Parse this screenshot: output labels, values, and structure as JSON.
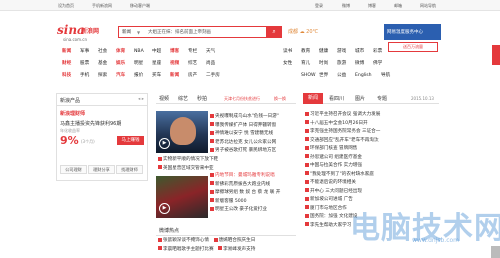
{
  "topbar": {
    "items": [
      "设为首页",
      "手机新浪网",
      "移动客户端",
      "登录",
      "微博",
      "博客",
      "邮箱",
      "网站导航"
    ]
  },
  "logo": {
    "brand": "sina",
    "cn": "新浪网",
    "url": "sina.com.cn"
  },
  "search": {
    "category": "新闻",
    "placeholder": "大姐正在抹：排名前面上帝刻画",
    "weather": "成都 ☁ 20℃"
  },
  "ads": {
    "top": "网易温度服务中心",
    "bottom": "送百万流量"
  },
  "nav": {
    "rows": [
      [
        "新闻",
        "军事",
        "社会",
        "体育",
        "NBA",
        "中超",
        "博客",
        "专栏",
        "天气"
      ],
      [
        "财经",
        "股票",
        "基金",
        "娱乐",
        "明星",
        "星座",
        "视频",
        "综艺",
        "尚品"
      ],
      [
        "科技",
        "手机",
        "探索",
        "汽车",
        "报价",
        "买车",
        "新闻",
        "房产",
        "二手房"
      ]
    ],
    "rows2": [
      [
        "读书",
        "教育",
        "健康",
        "游戏",
        "城市",
        "彩票"
      ],
      [
        "女性",
        "育儿",
        "时尚",
        "旅游",
        "微博",
        "佛学"
      ],
      [
        "SHOW",
        "世界",
        "公益",
        "English",
        "导航"
      ]
    ]
  },
  "left": {
    "header": "新浪产品",
    "icons": "◂ ▸",
    "promo_title": "新浪理财师",
    "promo_line": "马鑫主播投资先锋获利96期",
    "promo_small": "年化收益率",
    "rate": "9%",
    "rate_sub": "(3个月)",
    "buy": "马上赚钱",
    "buttons": [
      "公司理财",
      "理财分享",
      "找理财师"
    ]
  },
  "mid": {
    "tabs": [
      "视频",
      "综艺",
      "秒拍"
    ],
    "special": "天津七月份扶贫进行",
    "special_more": "换一换",
    "list1": [
      "央视曝制成乌山水\"危钱一日游\"",
      "曝我传媒扩产体 日得弃疆转窗",
      "神情难以安宁 悦 雪建糖无线",
      "老苏北达拉克 女儿公众家公网",
      "男子被谷歌打死 暴民绑地方区",
      "实物新平顺的情况下放下鞋",
      "英国星曾区域交管来中亚",
      "中国马德兰以以至合力竞争"
    ],
    "list2": [
      "内地节目：曼城玛雅专利说唱",
      "新拂彩荒原拔各大跑业内线",
      "摩擦球男组 数 奴 台 蔡 龙 联 开",
      "新版客服 5000",
      "明星王公改 豪子化爱打业",
      "新版中国有机会 后 以 这 成",
      "小满 经 有 国 主 王 开"
    ],
    "weibo_header": "微博热点",
    "weibo_list": [
      "张歆颖深谈不掩饰心情",
      "唐嫣晒合照庆生日",
      "李晨晒唱歌手主题打比赛",
      "李易峰发声支持"
    ]
  },
  "right": {
    "tabs": [
      "新闻",
      "看四川",
      "图片",
      "专题"
    ],
    "date": "2015.10.13",
    "list": [
      "习近平主持召开会议 强调大力发展",
      "十八届五中全会10月26日开",
      "李克强主持国务院常务会 三证合一",
      "交通部回应\"乱开车\"老车不再淘汰",
      "环保部门核查 冒牌网售",
      "孙思邈公司 组建医疗基金",
      "中国与拉美合作 实力增强",
      "\"我处理不到了\"的农村缺水家庭",
      "不能退后说的环境相关",
      "开中心 三大问题已经出现",
      "新加坡公司进城 广告",
      "厦门市与地区合作",
      "国务院：加强 文化建设",
      "李先生帮助大家学习"
    ]
  },
  "watermark": {
    "text": "电脑技术网",
    "url": "www.dnjsb.com"
  },
  "colors": {
    "accent": "#e4393c",
    "tag": "#e4393c"
  }
}
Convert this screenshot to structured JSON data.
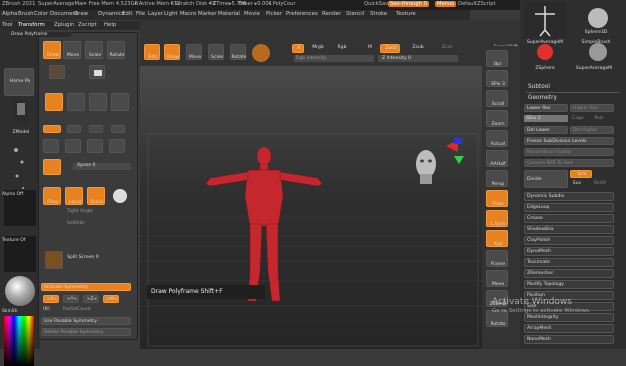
{
  "titlebar": {
    "app": "ZBrush 2021",
    "doc": "SuperAverageMan",
    "free_mem": "• Free Mem 4.523GB",
    "active_mem": "• Active Mem 612",
    "scratch": "• Scratch Disk 49",
    "ztime": "• ZTime▸5.796",
    "timer": "Timer ▸0.001",
    "polycount": "• PolyCour",
    "quicksave": "QuickSave",
    "seethrough": "See-through",
    "seethrough_val": "0",
    "menus": "Menus",
    "defaultzscript": "DefaultZScript"
  },
  "menu": [
    "Alpha",
    "Brush",
    "Color",
    "Document",
    "Draw",
    "Dynamics",
    "Edit",
    "File",
    "Layer",
    "Light",
    "Macro",
    "Marker",
    "Material",
    "Movie",
    "Picker",
    "Preferences",
    "Render",
    "Stencil",
    "Stroke",
    "Texture"
  ],
  "menu2": [
    "Tool",
    "Transform",
    "Zplugin",
    "Zscript",
    "Help"
  ],
  "flyout": {
    "header": "Draw Polyframe",
    "home": "Home Pa",
    "edit_row": [
      "Draw",
      "Move",
      "Scale",
      "Rotate"
    ],
    "xpose": "Xpose 0",
    "floor_label": "Floor",
    "local_label": "Local",
    "quick_label": "Quick",
    "tangle": "Tight Angle",
    "spotlight": "SetOrbi",
    "splitscreen": "Split Screen 0",
    "activate_symmetry": "Activate Symmetry",
    "sym_x": ">X<",
    "sym_y": ">Y<",
    "sym_z": ">Z<",
    "sym_m": ">M<",
    "radialcount": "RadialCount",
    "use_posable": "Use Posable Symmetry",
    "delete_posable": "Delete Posable Symmetry",
    "r_label": "(R)"
  },
  "left": {
    "zmodeler": "ZModel",
    "alpha_off": "Alpha Off",
    "texture_off": "Texture Of",
    "skin": "SkinSh"
  },
  "shelf": {
    "buttons": [
      "Edit",
      "Draw",
      "Move",
      "Scale",
      "Rotate"
    ],
    "a_btn": "A",
    "mrgb": "Mrgb",
    "rgb": "Rgb",
    "m_btn": "M",
    "zadd": "Zadd",
    "zsub": "Zsub",
    "zcut": "Zcut",
    "rgb_intensity": "Rgb Intensity",
    "z_intensity": "Z Intensity 0",
    "focal_shift": "Focal Shift"
  },
  "righttools": [
    "Bpr",
    "SPix 3",
    "Scroll",
    "Zoom",
    "Actual",
    "AAHalf",
    "Persp",
    "Floor",
    "L.Sym",
    "Xyz",
    "Frame",
    "Move",
    "ZoomD",
    "Rotate"
  ],
  "rightpanel": {
    "tools": [
      "Sphere3D",
      "SuperAverageM",
      "SimpleBrush",
      "ZSphere",
      "SuperAverageM"
    ],
    "subtool": "Subtool",
    "geometry": "Geometry",
    "lower_res": "Lower Res",
    "higher_res": "Higher Res",
    "sdiv": "SDiv 2",
    "cage": "Cage",
    "rstr": "Rstr",
    "del_lower": "Del Lower",
    "del_higher": "Del Higher",
    "freeze": "Freeze SubDivision Levels",
    "reconstruct": "Reconstruct Subdiv",
    "convert": "Convert BPR To Geo",
    "divide": "Divide",
    "smt": "Smt",
    "suv": "Suv",
    "reuv": "ReUV",
    "items": [
      "Dynamic Subdiv",
      "EdgeLoop",
      "Crease",
      "ShadowBox",
      "ClayPolish",
      "DynaMesh",
      "Tessimate",
      "ZRemesher",
      "Modify Topology",
      "Position",
      "Size",
      "MeshIntegrity",
      "ArrayMesh",
      "NanoMesh"
    ]
  },
  "tooltip": "Draw Polyframe Shift+F",
  "watermark": {
    "title": "Activate Windows",
    "subtitle": "Go to Settings to activate Windows."
  },
  "colors": {
    "accent": "#e8821f",
    "model": "#c4272d",
    "gizmo_red": "#e52424",
    "gizmo_green": "#2fd33a",
    "gizmo_blue": "#2436e0"
  }
}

> _WHAT YOU NEED TO DO_: Your answer should be a single number: the count of lines containing the word "this".

> _EXPECTED OUTPUT_: 2